[Stored items]
-- begin --
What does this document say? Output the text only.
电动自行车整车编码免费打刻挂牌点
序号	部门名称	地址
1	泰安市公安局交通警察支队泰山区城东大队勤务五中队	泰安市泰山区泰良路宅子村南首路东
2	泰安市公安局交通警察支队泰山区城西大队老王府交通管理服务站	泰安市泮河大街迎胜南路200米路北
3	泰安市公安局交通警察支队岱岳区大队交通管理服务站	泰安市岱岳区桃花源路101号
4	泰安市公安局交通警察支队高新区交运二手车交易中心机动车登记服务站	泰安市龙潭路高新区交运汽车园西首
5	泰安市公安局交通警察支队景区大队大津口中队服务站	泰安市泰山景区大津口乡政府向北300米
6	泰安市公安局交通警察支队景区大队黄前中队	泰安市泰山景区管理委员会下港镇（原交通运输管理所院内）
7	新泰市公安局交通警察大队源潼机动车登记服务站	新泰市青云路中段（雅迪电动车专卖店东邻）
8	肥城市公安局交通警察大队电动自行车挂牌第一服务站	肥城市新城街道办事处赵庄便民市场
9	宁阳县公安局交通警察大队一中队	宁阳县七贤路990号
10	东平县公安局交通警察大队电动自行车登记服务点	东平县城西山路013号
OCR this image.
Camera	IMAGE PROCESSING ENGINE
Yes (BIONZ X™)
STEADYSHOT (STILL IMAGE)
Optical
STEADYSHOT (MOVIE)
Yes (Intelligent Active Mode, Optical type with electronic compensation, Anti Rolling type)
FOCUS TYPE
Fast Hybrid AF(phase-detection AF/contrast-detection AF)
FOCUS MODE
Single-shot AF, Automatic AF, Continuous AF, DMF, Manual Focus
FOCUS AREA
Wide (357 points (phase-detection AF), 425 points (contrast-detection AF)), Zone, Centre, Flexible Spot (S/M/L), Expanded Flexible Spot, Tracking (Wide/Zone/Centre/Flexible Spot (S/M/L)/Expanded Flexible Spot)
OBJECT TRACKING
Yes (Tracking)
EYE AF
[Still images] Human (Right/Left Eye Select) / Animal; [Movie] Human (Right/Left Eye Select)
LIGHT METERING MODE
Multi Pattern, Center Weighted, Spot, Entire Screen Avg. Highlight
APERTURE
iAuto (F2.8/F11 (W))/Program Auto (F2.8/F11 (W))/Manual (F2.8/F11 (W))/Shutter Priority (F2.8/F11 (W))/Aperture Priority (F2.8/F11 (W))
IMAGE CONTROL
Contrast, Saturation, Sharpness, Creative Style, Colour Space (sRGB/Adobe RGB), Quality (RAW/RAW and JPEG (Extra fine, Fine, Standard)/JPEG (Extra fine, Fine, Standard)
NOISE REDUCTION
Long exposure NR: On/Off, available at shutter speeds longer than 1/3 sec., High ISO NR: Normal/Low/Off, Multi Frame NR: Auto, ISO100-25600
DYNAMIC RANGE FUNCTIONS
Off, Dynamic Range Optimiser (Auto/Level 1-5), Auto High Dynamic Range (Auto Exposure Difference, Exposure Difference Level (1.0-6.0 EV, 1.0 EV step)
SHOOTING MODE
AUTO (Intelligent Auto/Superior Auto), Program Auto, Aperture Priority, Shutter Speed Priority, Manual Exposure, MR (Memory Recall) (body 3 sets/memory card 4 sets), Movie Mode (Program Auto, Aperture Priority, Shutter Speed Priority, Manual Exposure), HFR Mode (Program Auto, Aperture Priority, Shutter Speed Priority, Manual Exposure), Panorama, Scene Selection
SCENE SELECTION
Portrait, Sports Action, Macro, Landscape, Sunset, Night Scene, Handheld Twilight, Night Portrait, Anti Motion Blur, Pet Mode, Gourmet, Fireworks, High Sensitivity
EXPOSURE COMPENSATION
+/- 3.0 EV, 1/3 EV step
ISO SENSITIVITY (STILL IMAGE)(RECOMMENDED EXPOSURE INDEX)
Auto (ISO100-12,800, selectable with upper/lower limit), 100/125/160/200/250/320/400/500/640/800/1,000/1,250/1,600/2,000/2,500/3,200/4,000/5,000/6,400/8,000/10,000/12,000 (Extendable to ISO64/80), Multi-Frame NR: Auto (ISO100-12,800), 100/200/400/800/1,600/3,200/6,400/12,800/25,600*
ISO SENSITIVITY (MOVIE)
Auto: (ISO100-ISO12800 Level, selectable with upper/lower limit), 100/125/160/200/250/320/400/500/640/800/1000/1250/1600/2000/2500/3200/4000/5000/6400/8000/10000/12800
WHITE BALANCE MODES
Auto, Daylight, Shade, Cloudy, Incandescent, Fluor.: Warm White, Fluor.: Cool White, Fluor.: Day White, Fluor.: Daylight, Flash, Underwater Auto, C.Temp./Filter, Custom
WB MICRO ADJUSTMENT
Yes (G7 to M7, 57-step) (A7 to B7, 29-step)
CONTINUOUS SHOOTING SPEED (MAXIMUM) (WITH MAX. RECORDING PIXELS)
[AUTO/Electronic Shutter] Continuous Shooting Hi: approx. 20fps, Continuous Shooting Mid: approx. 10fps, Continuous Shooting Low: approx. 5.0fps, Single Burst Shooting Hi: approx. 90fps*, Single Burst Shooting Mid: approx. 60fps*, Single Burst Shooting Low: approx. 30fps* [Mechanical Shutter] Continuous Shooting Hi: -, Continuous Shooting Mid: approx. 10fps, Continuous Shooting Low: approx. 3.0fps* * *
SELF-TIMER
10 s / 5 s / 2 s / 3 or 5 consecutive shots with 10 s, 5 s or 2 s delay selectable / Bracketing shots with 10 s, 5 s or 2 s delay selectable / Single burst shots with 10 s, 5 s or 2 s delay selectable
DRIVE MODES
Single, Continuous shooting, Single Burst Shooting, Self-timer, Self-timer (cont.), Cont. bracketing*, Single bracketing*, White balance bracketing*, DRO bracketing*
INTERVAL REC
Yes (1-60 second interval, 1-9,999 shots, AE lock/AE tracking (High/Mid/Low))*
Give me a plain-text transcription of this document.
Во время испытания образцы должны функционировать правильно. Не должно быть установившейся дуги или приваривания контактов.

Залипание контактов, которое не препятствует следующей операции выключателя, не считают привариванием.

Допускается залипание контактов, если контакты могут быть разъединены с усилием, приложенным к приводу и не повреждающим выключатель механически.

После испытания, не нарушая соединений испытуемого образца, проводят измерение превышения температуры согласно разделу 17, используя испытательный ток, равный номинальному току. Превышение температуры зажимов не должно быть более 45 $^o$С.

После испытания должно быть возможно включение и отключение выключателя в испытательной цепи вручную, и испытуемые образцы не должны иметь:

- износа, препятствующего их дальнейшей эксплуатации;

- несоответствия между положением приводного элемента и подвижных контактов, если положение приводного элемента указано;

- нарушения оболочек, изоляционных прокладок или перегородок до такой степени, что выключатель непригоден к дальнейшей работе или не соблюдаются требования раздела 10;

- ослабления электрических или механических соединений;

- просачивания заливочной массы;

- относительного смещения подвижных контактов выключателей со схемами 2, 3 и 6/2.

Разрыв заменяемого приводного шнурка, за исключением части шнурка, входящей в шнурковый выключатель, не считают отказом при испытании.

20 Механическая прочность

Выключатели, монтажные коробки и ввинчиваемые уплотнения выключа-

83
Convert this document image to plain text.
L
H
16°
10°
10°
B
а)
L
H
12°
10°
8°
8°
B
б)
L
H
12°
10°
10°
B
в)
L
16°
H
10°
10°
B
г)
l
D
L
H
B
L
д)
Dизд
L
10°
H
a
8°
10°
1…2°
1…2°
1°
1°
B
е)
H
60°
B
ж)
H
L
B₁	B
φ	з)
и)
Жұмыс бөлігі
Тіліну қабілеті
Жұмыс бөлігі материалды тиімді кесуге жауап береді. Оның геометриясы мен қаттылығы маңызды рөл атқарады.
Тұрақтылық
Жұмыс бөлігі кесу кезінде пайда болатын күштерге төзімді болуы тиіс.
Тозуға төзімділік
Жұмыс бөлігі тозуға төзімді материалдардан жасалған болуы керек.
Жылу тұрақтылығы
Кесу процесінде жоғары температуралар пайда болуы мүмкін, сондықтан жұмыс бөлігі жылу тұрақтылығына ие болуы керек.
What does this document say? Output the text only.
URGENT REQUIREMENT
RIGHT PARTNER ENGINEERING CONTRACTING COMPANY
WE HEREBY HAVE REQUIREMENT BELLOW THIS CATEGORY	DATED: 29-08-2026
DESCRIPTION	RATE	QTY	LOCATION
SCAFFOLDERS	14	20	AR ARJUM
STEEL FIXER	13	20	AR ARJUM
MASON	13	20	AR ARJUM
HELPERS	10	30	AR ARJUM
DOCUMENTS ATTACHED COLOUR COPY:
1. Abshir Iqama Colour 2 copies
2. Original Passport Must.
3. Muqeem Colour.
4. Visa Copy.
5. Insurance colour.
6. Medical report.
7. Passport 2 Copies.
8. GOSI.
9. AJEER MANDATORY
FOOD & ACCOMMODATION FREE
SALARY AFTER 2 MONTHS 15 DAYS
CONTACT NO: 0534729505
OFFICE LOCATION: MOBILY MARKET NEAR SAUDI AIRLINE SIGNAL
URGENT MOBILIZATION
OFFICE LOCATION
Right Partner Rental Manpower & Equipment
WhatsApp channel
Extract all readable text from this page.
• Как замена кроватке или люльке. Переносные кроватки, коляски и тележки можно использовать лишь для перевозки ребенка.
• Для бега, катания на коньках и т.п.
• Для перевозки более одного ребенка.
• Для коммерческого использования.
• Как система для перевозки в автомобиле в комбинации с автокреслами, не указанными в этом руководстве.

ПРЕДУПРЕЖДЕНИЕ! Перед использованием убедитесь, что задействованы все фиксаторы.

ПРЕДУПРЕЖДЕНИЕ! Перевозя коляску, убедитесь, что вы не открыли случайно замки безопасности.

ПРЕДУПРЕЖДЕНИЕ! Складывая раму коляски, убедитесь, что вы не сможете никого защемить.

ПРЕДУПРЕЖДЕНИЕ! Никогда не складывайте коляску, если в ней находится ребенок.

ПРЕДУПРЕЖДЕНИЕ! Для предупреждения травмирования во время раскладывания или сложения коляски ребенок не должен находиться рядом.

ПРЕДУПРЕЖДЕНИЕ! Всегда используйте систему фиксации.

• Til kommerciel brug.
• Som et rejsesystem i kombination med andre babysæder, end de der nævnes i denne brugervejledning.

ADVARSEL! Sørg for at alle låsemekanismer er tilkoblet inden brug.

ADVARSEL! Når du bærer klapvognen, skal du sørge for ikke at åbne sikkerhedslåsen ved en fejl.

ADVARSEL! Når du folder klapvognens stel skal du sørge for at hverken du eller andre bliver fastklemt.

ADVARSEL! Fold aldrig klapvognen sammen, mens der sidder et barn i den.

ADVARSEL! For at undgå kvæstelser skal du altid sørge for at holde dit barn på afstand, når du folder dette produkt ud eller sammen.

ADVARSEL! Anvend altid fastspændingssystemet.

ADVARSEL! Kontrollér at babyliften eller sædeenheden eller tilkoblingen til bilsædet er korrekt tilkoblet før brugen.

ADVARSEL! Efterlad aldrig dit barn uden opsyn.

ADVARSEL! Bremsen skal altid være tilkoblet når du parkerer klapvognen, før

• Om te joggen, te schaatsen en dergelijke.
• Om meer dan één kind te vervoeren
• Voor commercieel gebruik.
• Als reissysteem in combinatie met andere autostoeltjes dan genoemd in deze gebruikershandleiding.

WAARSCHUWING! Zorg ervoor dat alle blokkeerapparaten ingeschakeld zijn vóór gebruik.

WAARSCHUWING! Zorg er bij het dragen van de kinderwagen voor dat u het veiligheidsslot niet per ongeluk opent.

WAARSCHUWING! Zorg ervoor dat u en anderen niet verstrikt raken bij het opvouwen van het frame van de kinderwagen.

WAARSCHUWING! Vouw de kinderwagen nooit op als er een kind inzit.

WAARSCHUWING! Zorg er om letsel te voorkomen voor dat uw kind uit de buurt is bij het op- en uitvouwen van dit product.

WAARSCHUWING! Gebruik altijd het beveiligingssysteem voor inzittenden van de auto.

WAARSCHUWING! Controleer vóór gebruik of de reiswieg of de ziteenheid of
-- end --
# GOAL:
Go through the records and show every line with the string "andre" in it.

# FINAL RESULT:
• Som et rejsesystem i kombination med andre babysæder, end de der nævnes i denne brugervejledning.
ADVARSEL! Når du folder klapvognens stel skal du sørge for at hverken du eller andre bliver fastklemt.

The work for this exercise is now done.